Where a line holds the string "performance", return that line.
[Start of Records for the task]
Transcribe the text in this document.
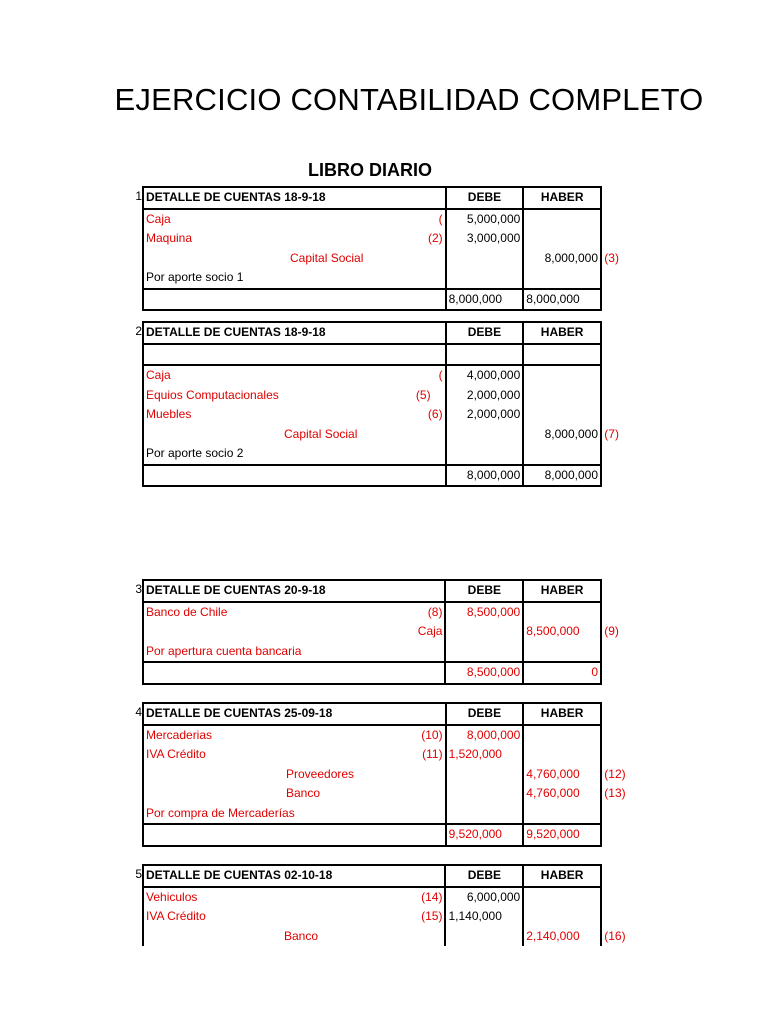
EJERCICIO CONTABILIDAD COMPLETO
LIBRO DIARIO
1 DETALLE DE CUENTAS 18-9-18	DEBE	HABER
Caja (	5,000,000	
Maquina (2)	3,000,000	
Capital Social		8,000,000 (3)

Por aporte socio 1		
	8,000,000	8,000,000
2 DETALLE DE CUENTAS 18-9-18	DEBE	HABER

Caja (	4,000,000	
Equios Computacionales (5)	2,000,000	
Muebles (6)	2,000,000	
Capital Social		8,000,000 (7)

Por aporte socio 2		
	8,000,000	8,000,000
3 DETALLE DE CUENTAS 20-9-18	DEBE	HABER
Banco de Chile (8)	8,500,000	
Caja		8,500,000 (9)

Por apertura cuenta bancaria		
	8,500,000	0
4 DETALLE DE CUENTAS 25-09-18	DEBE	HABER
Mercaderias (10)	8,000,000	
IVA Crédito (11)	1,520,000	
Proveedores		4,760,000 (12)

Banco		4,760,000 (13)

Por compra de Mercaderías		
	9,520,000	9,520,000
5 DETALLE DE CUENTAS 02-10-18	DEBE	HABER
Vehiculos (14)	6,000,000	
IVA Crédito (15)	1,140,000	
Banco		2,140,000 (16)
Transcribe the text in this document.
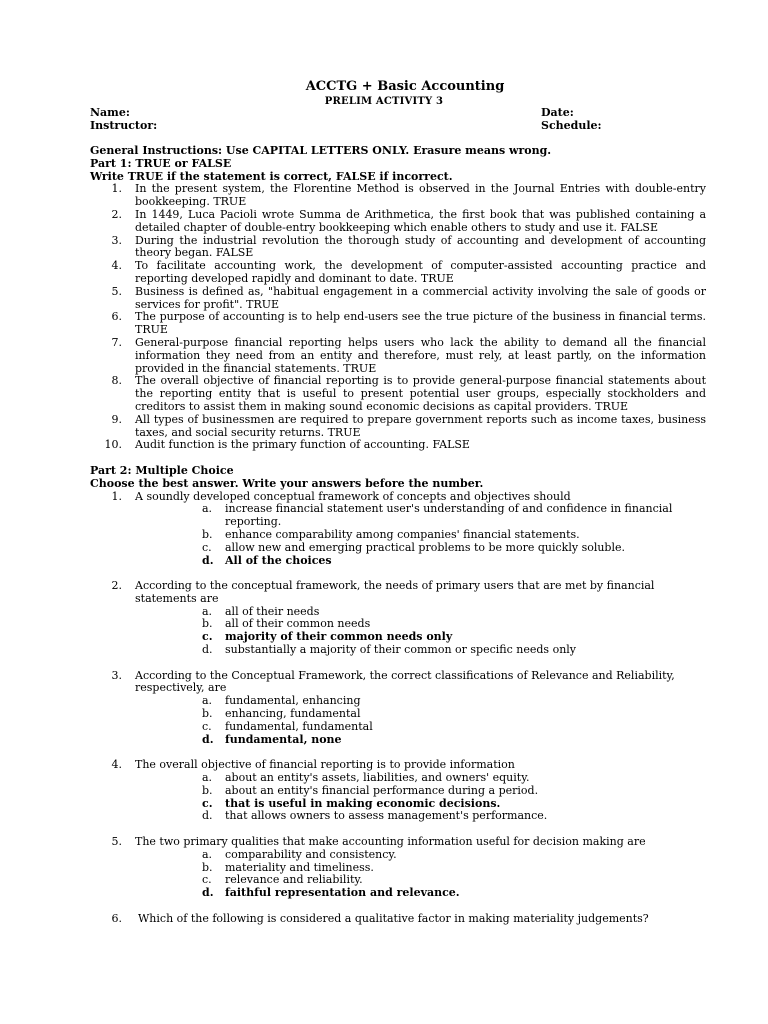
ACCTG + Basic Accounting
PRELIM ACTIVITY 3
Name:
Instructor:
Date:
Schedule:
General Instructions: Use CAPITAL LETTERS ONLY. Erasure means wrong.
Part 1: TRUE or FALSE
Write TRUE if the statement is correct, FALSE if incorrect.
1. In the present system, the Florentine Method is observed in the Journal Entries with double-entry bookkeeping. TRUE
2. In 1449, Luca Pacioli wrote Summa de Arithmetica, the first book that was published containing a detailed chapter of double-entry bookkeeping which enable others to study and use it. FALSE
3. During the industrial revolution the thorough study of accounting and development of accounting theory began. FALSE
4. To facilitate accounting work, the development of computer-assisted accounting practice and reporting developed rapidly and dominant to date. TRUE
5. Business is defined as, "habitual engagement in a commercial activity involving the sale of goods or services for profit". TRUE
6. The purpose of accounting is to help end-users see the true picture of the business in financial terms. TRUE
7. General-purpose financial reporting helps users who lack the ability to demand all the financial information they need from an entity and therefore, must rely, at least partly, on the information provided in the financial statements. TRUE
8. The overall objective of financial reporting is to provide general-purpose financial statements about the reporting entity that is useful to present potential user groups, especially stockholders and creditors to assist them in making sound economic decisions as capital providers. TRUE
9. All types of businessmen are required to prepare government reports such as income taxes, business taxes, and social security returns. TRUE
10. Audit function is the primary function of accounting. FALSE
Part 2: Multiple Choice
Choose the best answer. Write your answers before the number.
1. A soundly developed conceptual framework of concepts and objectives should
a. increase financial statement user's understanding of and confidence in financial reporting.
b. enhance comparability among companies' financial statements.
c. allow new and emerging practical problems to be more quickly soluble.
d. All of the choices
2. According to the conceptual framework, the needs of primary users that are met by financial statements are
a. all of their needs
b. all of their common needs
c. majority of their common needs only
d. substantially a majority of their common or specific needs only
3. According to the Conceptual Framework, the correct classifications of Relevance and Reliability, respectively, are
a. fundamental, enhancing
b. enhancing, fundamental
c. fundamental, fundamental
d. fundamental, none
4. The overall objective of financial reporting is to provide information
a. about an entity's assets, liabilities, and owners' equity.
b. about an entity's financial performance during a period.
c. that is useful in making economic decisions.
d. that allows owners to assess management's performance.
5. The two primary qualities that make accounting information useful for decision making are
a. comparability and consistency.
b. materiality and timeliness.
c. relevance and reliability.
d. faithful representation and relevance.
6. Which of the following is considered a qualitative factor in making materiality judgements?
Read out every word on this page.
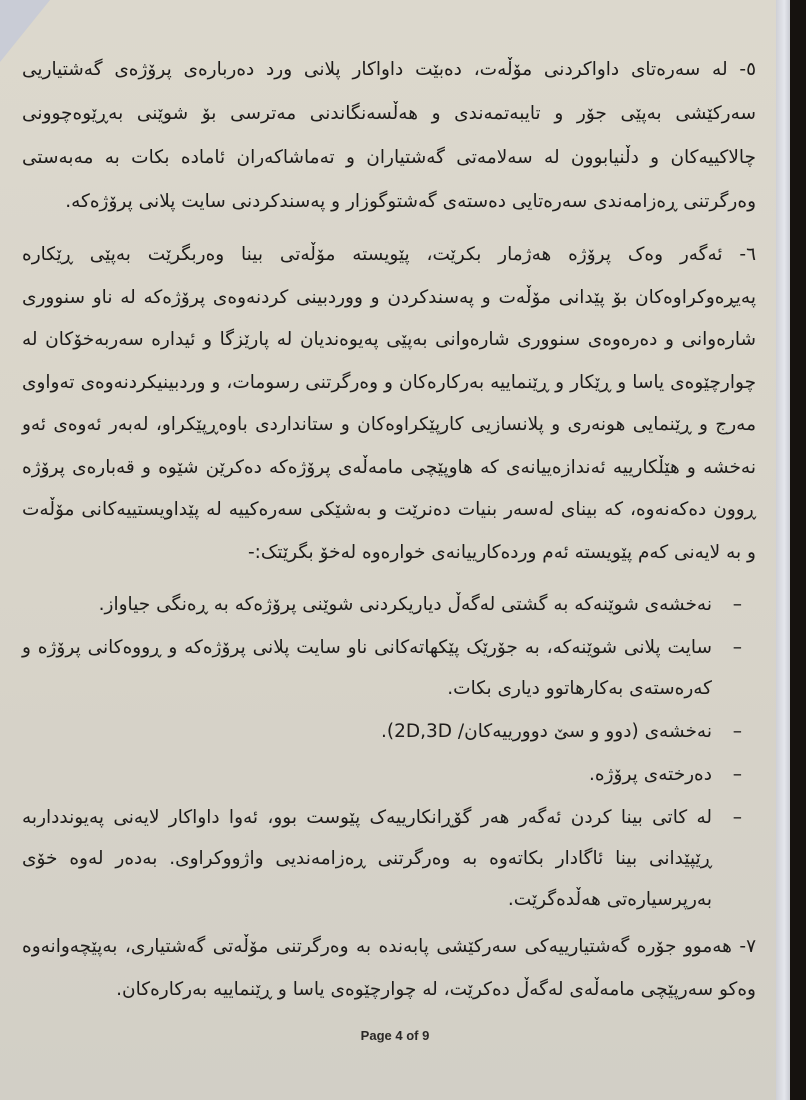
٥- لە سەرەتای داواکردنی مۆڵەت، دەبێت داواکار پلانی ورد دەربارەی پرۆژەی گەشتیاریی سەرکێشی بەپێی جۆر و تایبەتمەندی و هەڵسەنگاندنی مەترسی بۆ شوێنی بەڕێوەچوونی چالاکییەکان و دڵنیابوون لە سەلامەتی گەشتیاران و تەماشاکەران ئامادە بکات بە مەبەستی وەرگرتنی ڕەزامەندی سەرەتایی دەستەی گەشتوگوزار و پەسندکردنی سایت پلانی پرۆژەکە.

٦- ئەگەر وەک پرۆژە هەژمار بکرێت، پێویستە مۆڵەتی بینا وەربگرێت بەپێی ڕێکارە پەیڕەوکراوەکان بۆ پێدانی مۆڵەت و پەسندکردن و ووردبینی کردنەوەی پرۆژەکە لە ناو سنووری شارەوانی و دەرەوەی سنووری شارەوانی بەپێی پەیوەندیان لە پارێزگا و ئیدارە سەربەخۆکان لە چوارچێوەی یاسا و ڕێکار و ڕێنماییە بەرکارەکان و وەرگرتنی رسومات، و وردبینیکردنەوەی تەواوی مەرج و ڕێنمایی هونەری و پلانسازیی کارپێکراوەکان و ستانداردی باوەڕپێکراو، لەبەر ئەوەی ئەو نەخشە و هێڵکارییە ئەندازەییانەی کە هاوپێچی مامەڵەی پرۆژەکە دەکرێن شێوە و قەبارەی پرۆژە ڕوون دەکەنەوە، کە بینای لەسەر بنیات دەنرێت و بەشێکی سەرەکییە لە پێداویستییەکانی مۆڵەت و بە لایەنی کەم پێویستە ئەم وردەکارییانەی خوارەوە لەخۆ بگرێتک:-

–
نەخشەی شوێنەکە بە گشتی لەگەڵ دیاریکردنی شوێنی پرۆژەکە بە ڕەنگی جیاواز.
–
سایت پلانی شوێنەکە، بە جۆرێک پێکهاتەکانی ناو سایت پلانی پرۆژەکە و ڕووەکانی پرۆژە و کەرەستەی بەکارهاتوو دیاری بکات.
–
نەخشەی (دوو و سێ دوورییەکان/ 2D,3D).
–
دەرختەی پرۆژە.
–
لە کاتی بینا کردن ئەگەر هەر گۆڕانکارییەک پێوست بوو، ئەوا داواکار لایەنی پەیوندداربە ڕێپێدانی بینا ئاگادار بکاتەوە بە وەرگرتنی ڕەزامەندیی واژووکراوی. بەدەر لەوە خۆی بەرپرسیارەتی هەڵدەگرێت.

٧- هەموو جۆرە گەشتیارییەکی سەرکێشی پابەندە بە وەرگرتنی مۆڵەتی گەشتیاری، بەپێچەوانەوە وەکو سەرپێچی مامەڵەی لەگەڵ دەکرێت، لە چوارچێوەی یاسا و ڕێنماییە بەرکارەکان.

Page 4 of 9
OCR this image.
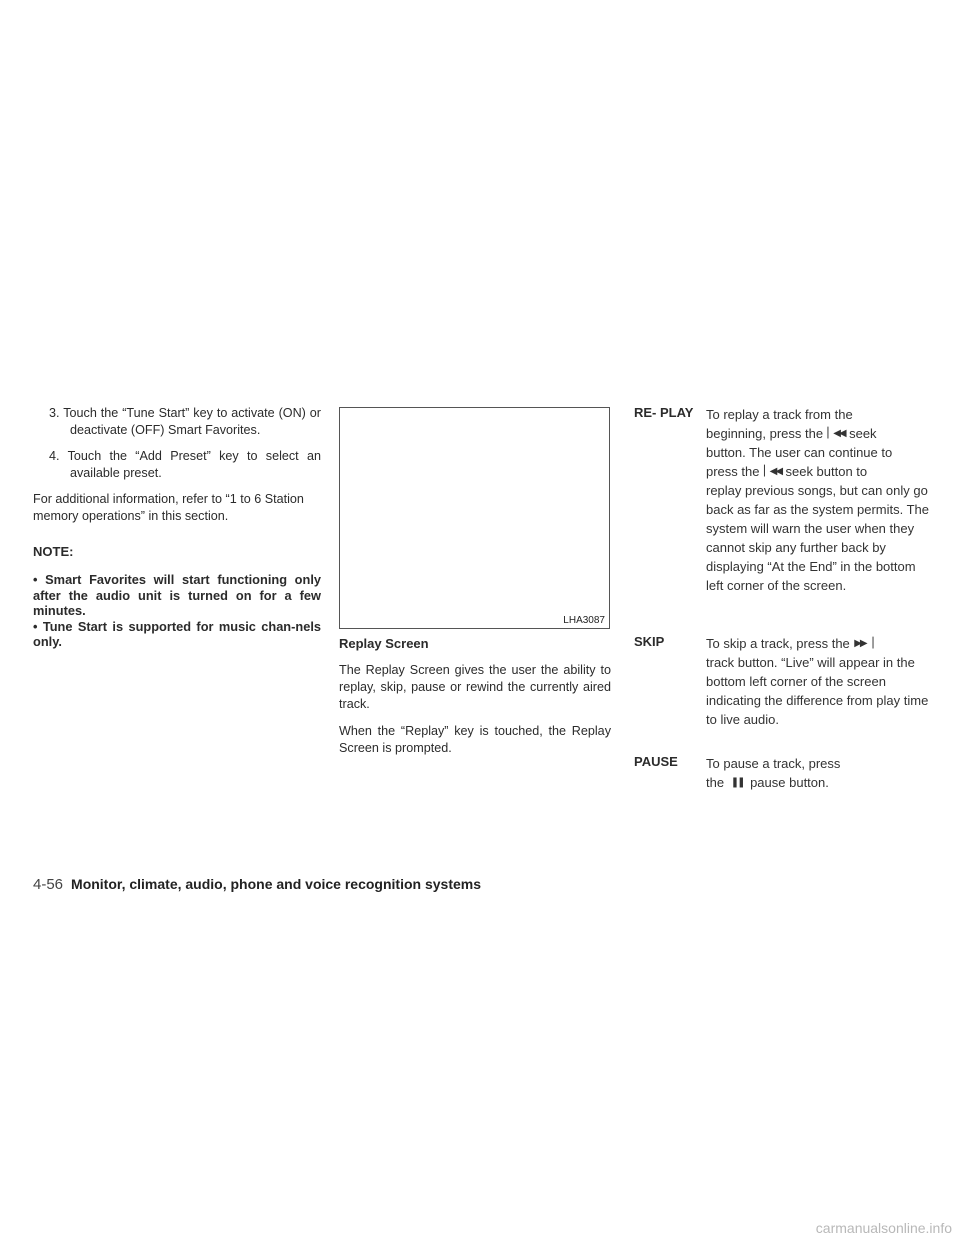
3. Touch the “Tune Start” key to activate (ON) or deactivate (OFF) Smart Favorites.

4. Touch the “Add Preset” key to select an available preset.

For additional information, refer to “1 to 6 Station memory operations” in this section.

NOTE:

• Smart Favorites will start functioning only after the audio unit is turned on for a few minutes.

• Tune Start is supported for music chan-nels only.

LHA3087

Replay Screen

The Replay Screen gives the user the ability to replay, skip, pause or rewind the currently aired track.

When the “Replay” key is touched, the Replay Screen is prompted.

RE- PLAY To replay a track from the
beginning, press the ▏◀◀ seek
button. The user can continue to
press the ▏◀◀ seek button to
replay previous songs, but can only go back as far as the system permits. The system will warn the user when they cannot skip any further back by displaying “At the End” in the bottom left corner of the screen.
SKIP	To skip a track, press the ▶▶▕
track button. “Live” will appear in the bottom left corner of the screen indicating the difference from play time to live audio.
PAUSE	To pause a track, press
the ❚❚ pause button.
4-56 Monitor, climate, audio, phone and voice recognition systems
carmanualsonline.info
[End of Records for the task]
Correct answer:
b. about an entity's financial performance during a period.
d. that allows owners to assess management's performance.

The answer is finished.